TASK STATEMENT: Which lines hold the word "JOSE"? Show each of them.

[Figure content listings]
━━━━━━━━━━━━━━━━━━━━

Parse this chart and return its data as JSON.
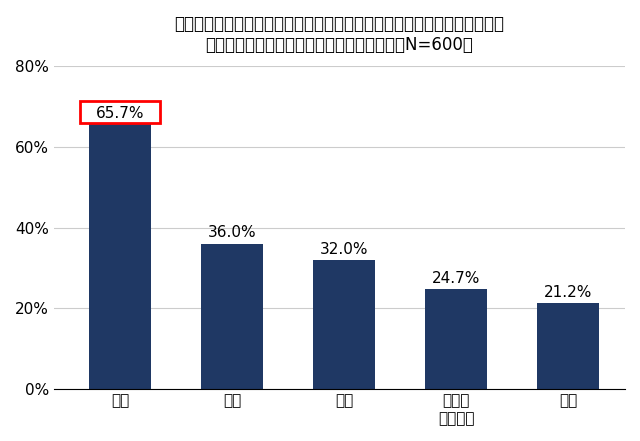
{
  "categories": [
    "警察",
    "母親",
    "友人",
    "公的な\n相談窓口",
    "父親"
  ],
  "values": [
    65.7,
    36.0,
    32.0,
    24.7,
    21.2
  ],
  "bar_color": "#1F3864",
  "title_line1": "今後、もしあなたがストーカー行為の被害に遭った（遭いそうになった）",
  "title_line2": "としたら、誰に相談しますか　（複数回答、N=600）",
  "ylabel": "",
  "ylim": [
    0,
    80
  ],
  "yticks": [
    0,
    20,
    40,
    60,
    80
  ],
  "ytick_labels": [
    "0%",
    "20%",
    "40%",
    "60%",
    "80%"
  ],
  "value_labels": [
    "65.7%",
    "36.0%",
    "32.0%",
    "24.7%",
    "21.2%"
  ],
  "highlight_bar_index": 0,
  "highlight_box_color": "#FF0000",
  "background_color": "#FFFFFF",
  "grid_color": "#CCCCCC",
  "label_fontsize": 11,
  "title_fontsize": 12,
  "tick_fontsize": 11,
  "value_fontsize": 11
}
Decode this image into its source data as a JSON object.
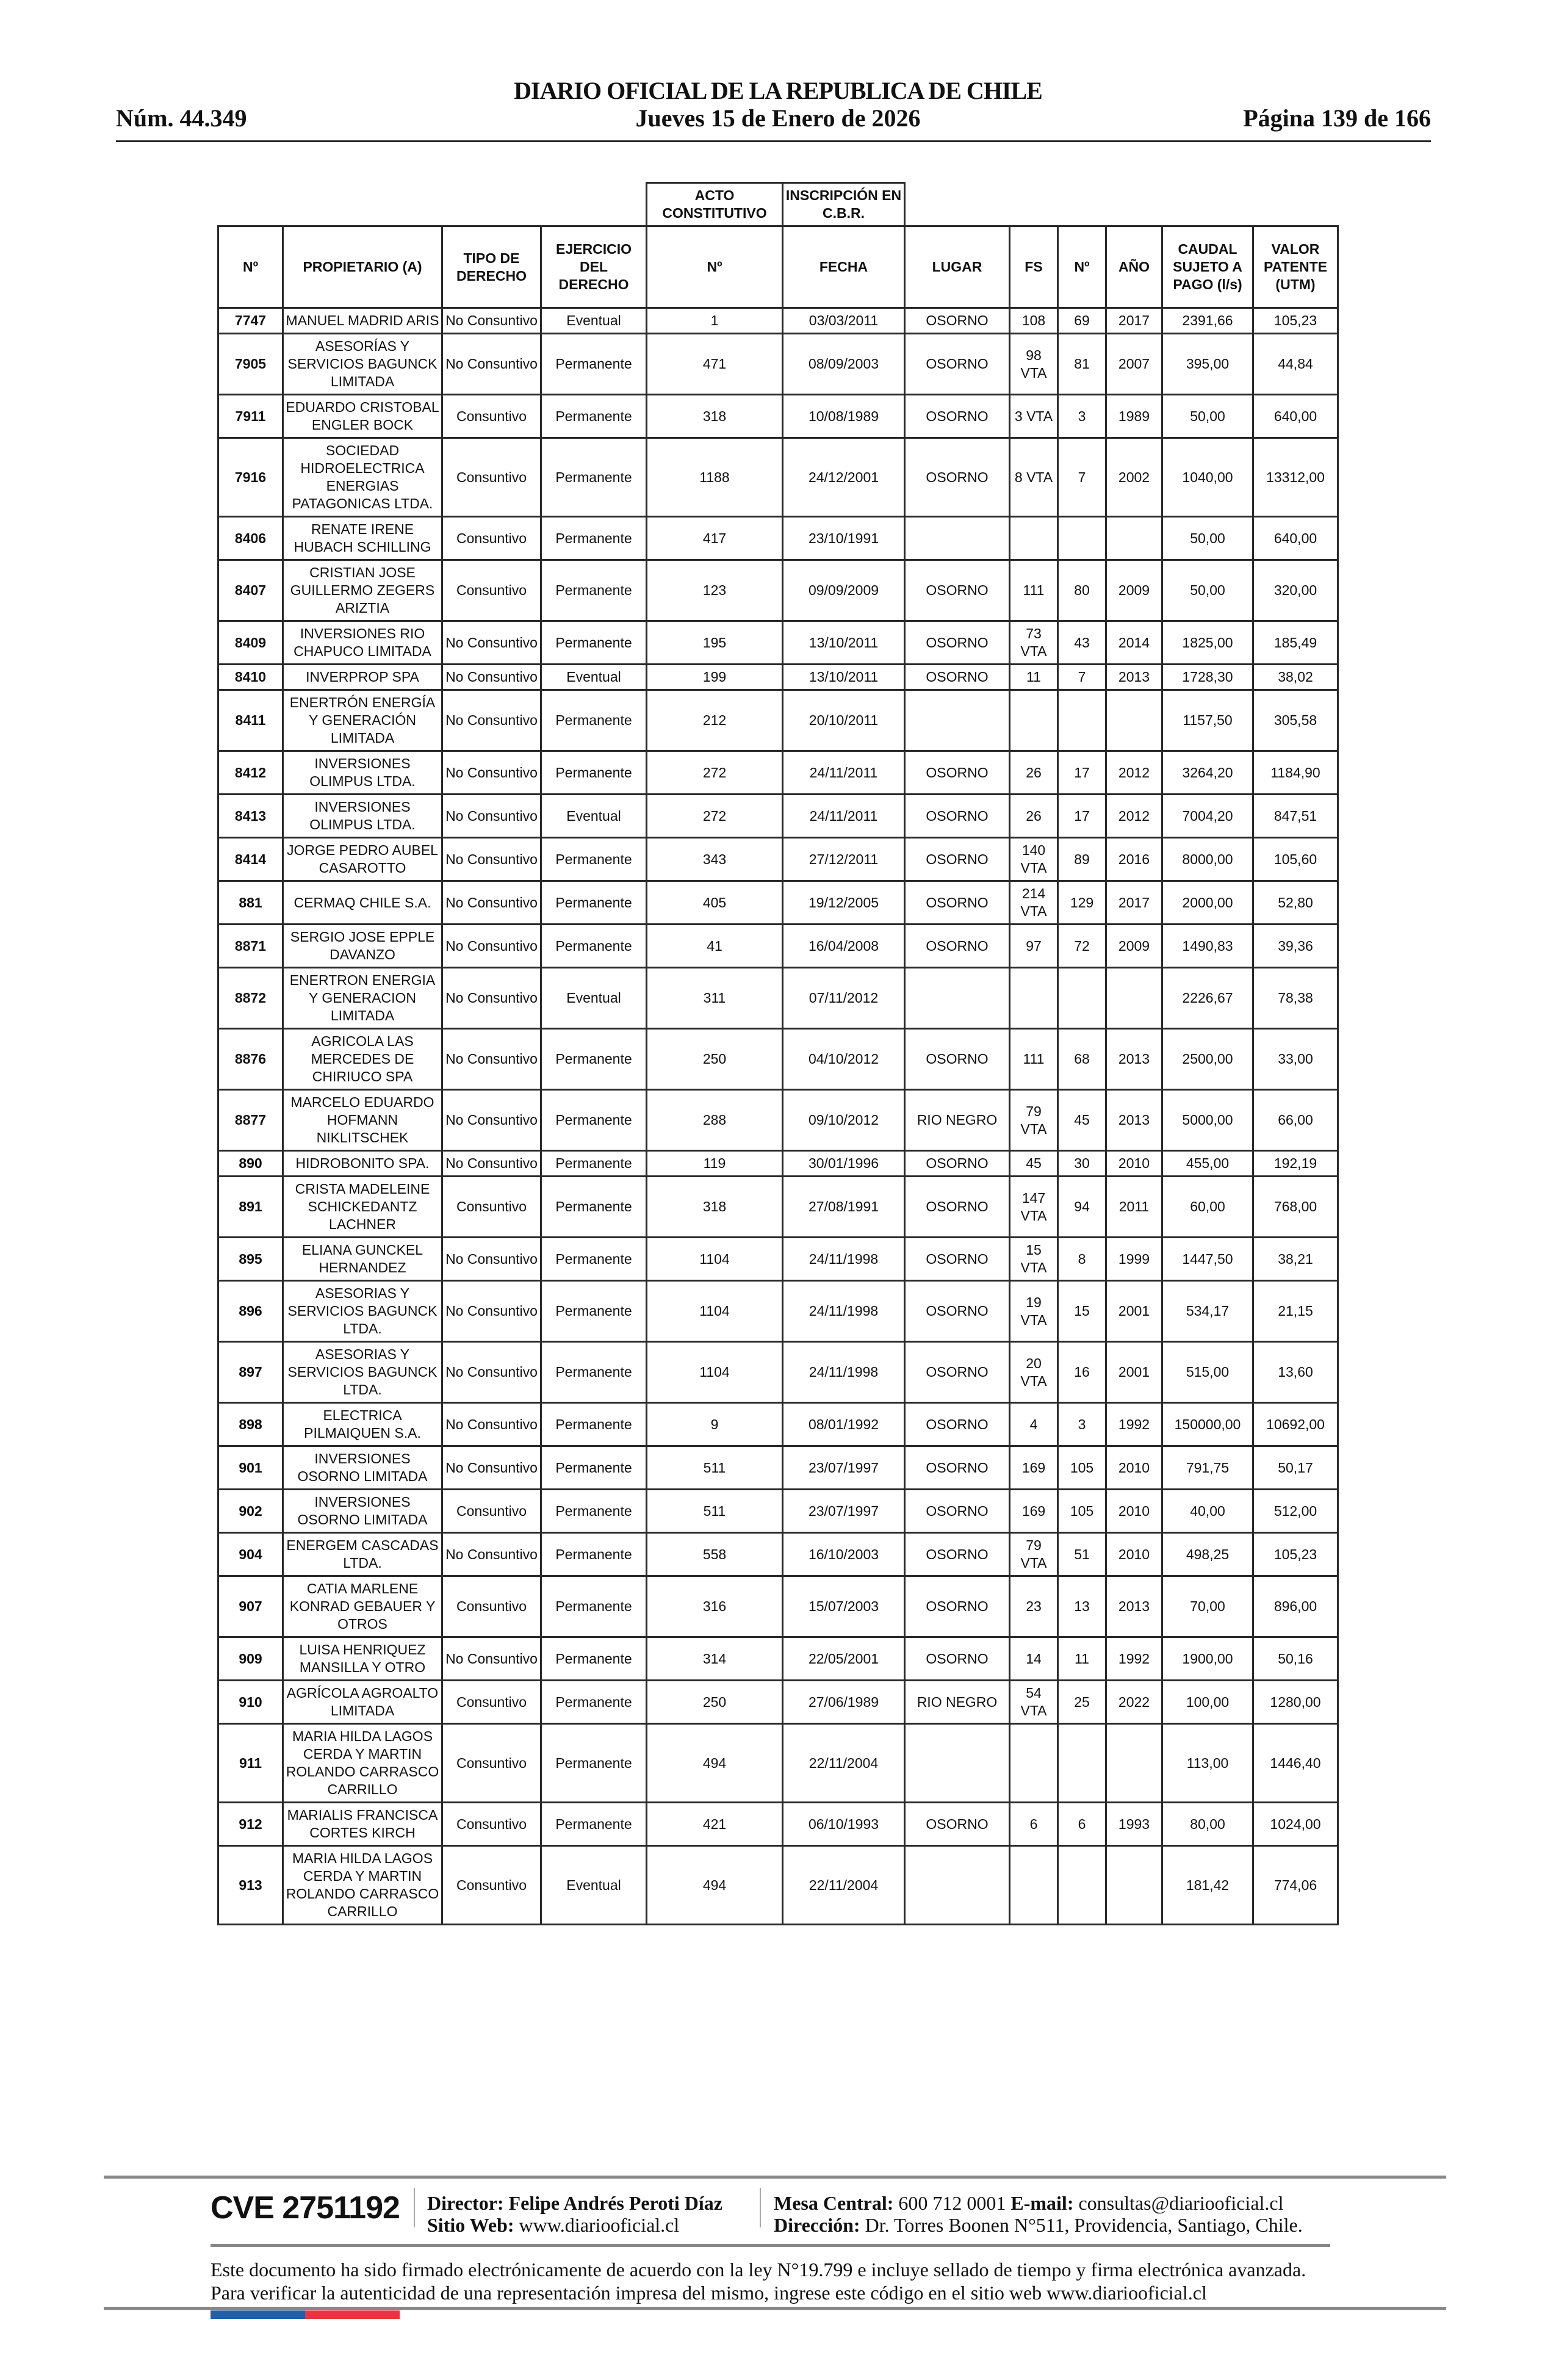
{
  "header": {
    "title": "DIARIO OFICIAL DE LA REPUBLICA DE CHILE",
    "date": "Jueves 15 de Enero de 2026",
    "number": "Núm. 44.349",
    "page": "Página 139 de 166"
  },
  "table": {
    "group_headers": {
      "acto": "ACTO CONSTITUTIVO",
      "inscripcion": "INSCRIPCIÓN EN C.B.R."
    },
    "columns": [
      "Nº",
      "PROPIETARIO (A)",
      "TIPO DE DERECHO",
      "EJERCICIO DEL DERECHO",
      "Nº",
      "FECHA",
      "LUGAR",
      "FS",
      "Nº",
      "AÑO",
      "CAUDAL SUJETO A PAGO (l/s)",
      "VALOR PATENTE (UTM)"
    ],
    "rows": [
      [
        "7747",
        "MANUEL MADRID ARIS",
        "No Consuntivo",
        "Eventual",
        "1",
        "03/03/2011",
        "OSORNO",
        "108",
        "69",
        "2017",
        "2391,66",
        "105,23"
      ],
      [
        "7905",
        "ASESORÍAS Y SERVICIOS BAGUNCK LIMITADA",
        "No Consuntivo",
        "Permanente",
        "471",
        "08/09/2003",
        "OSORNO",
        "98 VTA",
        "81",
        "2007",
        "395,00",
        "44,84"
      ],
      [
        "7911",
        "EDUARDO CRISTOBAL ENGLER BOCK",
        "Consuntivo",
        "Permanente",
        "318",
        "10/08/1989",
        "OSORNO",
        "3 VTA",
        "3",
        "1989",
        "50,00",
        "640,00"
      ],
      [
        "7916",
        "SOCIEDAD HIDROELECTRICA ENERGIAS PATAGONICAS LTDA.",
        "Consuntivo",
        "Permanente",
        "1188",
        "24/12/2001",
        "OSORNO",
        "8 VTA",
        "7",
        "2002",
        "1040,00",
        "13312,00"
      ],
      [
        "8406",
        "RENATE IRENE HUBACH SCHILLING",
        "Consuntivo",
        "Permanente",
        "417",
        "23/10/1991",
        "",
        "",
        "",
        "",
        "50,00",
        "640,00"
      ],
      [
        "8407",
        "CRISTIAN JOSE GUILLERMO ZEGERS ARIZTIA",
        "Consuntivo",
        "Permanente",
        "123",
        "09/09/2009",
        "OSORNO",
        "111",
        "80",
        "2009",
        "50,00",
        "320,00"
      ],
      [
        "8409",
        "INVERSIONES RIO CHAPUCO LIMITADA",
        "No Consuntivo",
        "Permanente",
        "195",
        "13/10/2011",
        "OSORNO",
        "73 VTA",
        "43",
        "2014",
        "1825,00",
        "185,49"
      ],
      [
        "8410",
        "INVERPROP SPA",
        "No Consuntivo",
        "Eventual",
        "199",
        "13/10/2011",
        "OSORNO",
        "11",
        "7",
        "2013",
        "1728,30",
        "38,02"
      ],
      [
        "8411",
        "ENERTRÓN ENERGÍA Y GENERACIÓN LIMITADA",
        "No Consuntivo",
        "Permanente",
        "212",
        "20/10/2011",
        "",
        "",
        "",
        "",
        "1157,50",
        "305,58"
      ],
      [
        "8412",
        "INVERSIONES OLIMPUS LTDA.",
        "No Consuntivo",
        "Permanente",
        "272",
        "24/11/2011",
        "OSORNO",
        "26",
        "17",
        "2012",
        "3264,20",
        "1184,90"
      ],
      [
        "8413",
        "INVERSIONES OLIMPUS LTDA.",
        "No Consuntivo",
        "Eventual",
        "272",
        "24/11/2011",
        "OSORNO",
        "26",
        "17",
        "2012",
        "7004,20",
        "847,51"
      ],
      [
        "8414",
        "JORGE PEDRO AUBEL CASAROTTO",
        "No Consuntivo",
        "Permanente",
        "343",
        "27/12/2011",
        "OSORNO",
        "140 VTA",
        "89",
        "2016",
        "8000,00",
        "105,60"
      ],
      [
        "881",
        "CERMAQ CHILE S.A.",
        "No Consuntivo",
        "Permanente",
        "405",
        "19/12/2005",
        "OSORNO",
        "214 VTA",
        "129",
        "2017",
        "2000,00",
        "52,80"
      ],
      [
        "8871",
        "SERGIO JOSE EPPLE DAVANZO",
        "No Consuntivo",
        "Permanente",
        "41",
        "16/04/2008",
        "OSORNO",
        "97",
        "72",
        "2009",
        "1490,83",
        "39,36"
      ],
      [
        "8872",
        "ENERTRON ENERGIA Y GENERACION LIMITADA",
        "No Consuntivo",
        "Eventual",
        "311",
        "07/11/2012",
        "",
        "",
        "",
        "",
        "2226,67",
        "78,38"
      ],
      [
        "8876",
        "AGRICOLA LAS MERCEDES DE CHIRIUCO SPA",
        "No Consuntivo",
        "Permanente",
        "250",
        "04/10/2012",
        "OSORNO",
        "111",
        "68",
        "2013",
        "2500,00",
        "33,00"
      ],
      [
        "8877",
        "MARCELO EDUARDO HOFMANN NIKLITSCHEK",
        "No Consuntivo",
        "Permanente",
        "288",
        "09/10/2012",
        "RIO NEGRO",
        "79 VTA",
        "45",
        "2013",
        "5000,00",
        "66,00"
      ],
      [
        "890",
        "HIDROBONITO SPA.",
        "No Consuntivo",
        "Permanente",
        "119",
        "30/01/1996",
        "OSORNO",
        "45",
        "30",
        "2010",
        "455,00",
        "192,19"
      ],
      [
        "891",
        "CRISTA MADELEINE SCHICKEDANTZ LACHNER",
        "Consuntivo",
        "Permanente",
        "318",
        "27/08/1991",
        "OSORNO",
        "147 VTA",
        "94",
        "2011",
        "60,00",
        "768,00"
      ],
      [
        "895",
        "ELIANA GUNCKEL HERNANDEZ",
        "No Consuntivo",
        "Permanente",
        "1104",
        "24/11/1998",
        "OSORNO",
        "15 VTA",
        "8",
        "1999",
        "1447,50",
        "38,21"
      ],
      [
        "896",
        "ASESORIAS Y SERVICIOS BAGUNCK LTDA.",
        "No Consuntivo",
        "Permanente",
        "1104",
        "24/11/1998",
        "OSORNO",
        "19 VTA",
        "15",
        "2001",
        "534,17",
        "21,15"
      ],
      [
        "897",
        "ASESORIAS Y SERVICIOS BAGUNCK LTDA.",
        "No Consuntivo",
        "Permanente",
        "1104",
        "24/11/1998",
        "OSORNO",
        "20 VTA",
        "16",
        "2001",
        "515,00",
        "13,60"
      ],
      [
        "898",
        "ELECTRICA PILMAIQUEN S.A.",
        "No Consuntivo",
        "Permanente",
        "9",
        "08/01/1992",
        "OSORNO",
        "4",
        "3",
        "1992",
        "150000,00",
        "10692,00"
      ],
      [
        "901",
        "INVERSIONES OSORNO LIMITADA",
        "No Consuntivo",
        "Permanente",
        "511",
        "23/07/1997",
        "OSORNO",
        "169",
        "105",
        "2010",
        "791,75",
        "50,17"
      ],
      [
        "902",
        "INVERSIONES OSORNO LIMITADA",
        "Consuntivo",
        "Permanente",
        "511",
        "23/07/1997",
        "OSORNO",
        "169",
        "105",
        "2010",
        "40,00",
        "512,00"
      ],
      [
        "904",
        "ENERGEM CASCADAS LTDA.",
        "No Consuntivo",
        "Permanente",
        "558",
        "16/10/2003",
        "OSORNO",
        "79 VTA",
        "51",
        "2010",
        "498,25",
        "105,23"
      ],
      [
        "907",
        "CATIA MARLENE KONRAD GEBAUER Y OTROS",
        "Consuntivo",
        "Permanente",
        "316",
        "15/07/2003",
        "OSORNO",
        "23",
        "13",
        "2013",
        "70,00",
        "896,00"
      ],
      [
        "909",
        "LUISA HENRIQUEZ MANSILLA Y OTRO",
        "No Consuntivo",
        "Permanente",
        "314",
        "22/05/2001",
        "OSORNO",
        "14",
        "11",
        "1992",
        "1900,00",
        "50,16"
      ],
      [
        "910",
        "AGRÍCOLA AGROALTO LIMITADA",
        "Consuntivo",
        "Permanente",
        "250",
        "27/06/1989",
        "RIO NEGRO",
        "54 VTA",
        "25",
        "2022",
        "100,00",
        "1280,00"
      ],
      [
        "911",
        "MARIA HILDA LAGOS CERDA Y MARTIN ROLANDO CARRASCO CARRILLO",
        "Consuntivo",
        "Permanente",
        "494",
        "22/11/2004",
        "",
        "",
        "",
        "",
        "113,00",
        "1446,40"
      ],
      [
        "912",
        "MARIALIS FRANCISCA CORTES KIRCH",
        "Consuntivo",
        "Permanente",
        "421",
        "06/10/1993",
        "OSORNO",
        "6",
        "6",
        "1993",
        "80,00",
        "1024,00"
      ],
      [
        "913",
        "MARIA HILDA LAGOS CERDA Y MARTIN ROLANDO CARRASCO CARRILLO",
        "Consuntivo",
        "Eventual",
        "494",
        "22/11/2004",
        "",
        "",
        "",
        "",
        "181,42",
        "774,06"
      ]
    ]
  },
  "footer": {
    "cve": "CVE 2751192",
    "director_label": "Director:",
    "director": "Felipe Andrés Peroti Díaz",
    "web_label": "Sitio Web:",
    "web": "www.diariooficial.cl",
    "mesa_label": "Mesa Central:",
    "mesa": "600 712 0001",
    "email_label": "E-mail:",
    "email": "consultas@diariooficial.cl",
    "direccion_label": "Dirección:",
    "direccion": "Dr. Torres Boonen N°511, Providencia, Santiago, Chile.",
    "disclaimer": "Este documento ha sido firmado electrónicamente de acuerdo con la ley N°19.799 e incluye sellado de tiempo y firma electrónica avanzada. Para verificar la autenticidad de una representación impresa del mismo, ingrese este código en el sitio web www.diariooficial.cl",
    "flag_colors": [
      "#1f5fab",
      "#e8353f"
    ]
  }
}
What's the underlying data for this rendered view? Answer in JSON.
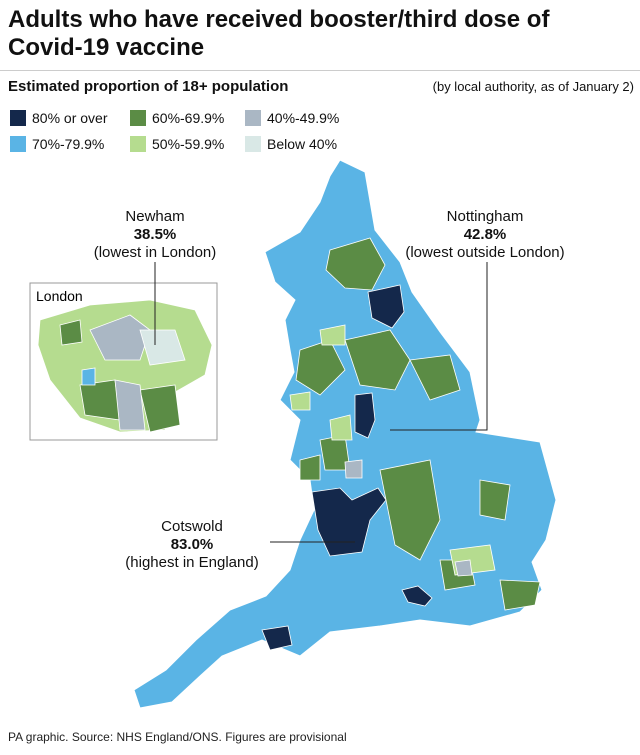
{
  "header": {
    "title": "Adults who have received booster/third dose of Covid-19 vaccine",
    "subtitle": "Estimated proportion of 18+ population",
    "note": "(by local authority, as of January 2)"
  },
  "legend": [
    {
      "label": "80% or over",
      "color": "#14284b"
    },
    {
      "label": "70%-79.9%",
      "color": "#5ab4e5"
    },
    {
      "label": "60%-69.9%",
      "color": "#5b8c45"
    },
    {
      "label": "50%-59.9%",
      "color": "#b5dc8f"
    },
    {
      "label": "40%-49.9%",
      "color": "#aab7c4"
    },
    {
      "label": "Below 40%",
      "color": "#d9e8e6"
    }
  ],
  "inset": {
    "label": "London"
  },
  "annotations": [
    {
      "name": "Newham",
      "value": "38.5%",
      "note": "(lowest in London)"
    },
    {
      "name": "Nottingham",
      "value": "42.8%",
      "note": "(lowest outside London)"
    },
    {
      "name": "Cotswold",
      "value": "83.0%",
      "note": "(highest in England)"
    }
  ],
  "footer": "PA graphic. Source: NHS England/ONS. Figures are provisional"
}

━━━━━━━━━━━━━━━━━━━━

EXERCISE OUTPUT:
        "CRISTIAN JOSE GUILLERMO ZEGERS ARIZTIA",
        "SERGIO JOSE EPPLE DAVANZO",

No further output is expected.